Without the pictures, reproduce the records that follow exactly.

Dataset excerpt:
================================
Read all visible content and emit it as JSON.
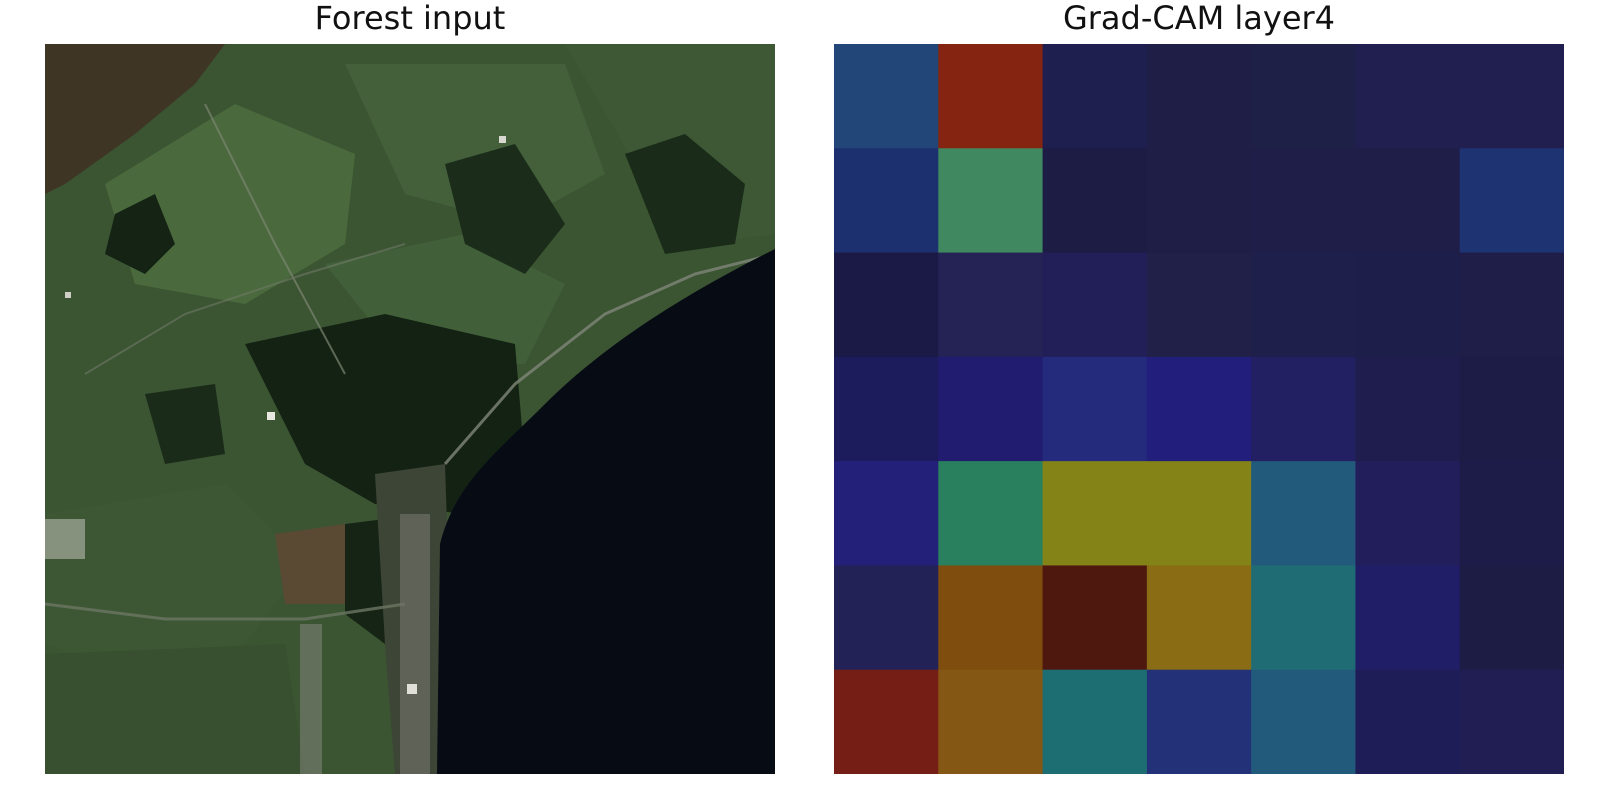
{
  "panels": {
    "left_title": "Forest input",
    "right_title": "Grad-CAM layer4"
  },
  "heatmap": {
    "rows": 7,
    "cols": 7,
    "cell_colors": [
      [
        "#234678",
        "#852511",
        "#1f1f4f",
        "#1e1e47",
        "#1f2047",
        "#201f50",
        "#201f4f"
      ],
      [
        "#1c2f6e",
        "#3f8860",
        "#1d1c44",
        "#1e1e46",
        "#1e1e48",
        "#1e1e48",
        "#1e3371"
      ],
      [
        "#1b1a46",
        "#252256",
        "#221f58",
        "#202048",
        "#1e1f4b",
        "#1e1e4a",
        "#1e1e48"
      ],
      [
        "#1c1c5c",
        "#211c6f",
        "#242a7c",
        "#211f7b",
        "#221f62",
        "#1f1d4d",
        "#1d1c47"
      ],
      [
        "#23207a",
        "#29805e",
        "#848317",
        "#848317",
        "#225a7c",
        "#221e5c",
        "#1d1c48"
      ],
      [
        "#232256",
        "#7f4e0e",
        "#4f180f",
        "#8a6c14",
        "#1f6c75",
        "#211e68",
        "#1d1c45"
      ],
      [
        "#741e15",
        "#845714",
        "#1d6e72",
        "#233278",
        "#225a7c",
        "#1f1d58",
        "#201e52"
      ]
    ]
  },
  "satellite": {
    "land_color": "#3a5432",
    "field_color": "#43603a",
    "forest_color": "#182718",
    "water_color": "#060b14",
    "town_color": "#8a8a80"
  }
}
================================
FULL OUTPUT:
Read all visible content and emit it as JSON.
{
  "panels": {
    "left_title": "Forest input",
    "right_title": "Grad-CAM layer4"
  },
  "heatmap": {
    "rows": 7,
    "cols": 7,
    "cell_colors": [
      [
        "#234678",
        "#852511",
        "#1f1f4f",
        "#1e1e47",
        "#1f2047",
        "#201f50",
        "#201f4f"
      ],
      [
        "#1c2f6e",
        "#3f8860",
        "#1d1c44",
        "#1e1e46",
        "#1e1e48",
        "#1e1e48",
        "#1e3371"
      ],
      [
        "#1b1a46",
        "#252256",
        "#221f58",
        "#202048",
        "#1e1f4b",
        "#1e1e4a",
        "#1e1e48"
      ],
      [
        "#1c1c5c",
        "#211c6f",
        "#242a7c",
        "#211f7b",
        "#221f62",
        "#1f1d4d",
        "#1d1c47"
      ],
      [
        "#23207a",
        "#29805e",
        "#848317",
        "#848317",
        "#225a7c",
        "#221e5c",
        "#1d1c48"
      ],
      [
        "#232256",
        "#7f4e0e",
        "#4f180f",
        "#8a6c14",
        "#1f6c75",
        "#211e68",
        "#1d1c45"
      ],
      [
        "#741e15",
        "#845714",
        "#1d6e72",
        "#233278",
        "#225a7c",
        "#1f1d58",
        "#201e52"
      ]
    ]
  },
  "satellite": {
    "land_color": "#3a5432",
    "field_color": "#43603a",
    "forest_color": "#182718",
    "water_color": "#060b14",
    "town_color": "#8a8a80"
  }
}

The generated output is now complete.